====== Entries shown

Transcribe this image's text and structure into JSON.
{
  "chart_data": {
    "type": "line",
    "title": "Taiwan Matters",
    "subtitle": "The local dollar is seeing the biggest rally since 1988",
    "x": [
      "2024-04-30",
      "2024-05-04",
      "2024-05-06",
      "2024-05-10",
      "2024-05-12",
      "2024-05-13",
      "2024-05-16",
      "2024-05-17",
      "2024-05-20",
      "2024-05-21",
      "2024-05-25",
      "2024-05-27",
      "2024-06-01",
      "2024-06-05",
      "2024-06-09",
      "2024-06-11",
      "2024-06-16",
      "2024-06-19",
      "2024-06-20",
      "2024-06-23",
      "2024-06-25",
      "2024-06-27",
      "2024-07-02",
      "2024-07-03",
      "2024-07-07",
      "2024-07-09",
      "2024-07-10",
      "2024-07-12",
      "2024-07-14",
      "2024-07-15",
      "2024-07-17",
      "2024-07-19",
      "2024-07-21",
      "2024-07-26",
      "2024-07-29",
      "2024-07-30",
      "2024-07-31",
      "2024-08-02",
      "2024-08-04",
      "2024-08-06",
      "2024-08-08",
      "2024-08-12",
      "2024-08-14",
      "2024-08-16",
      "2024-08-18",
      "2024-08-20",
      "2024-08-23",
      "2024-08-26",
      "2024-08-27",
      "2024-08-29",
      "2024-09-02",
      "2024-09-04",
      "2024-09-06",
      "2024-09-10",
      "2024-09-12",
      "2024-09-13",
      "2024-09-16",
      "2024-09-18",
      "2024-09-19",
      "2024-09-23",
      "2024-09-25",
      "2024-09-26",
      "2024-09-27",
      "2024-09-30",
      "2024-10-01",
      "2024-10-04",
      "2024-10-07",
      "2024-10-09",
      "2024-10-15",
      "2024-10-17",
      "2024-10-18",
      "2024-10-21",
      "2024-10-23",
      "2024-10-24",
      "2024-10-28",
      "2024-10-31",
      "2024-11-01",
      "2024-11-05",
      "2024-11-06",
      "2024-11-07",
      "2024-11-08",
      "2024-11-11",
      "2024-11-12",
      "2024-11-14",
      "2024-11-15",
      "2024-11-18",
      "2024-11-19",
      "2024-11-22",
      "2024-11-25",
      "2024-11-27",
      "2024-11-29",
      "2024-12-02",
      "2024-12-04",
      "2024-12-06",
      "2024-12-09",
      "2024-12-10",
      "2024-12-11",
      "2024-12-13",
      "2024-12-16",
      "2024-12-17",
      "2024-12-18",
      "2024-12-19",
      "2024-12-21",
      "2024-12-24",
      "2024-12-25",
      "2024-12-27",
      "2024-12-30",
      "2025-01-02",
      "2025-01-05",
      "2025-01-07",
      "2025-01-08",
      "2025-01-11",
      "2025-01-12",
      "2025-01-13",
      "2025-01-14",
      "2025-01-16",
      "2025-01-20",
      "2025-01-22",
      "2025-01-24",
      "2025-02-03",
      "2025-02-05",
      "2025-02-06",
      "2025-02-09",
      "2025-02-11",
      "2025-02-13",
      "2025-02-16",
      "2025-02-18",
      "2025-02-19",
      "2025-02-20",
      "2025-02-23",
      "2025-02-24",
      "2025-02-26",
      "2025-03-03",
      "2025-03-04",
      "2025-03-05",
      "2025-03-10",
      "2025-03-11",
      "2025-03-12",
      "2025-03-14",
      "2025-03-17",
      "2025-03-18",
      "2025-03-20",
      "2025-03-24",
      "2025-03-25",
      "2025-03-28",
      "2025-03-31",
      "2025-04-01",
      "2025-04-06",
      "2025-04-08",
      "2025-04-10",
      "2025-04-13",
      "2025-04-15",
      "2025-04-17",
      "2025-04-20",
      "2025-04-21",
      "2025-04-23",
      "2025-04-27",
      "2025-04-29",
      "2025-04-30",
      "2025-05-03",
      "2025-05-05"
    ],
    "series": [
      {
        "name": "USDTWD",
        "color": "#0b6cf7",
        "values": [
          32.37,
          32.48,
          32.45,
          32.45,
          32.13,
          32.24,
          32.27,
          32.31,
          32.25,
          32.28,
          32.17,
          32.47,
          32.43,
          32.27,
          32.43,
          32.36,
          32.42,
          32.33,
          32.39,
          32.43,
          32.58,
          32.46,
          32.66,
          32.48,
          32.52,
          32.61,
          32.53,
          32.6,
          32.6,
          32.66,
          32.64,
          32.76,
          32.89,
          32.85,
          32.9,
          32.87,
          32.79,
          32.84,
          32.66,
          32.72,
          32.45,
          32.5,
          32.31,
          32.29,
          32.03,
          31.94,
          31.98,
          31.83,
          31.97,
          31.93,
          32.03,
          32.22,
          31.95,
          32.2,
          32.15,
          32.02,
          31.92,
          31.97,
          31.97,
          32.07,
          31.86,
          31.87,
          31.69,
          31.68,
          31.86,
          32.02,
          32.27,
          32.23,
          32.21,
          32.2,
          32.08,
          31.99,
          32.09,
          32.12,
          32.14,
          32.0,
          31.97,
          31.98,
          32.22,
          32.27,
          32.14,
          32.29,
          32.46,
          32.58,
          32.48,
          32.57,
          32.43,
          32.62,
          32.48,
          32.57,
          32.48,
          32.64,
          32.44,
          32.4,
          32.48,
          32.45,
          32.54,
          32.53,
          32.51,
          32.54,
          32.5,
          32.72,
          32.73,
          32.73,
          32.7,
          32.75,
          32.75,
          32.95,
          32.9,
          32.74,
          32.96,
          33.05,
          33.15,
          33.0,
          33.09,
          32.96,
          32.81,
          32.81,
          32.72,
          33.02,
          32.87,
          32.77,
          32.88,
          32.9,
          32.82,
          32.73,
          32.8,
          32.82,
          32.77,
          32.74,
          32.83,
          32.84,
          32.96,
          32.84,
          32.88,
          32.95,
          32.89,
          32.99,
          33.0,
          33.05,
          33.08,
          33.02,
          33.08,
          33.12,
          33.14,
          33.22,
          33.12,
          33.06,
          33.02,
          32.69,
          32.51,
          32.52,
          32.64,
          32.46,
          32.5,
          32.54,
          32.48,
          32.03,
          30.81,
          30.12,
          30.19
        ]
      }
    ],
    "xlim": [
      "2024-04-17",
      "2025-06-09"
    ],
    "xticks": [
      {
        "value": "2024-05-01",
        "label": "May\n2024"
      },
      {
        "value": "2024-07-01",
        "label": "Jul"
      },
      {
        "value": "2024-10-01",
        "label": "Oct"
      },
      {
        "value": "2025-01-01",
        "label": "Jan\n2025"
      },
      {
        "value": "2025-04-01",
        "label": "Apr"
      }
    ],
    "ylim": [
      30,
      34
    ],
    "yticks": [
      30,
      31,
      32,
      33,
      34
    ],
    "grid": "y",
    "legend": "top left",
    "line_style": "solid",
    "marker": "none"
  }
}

============

Count the lines in which the string "label" appears, then report only that figure.

5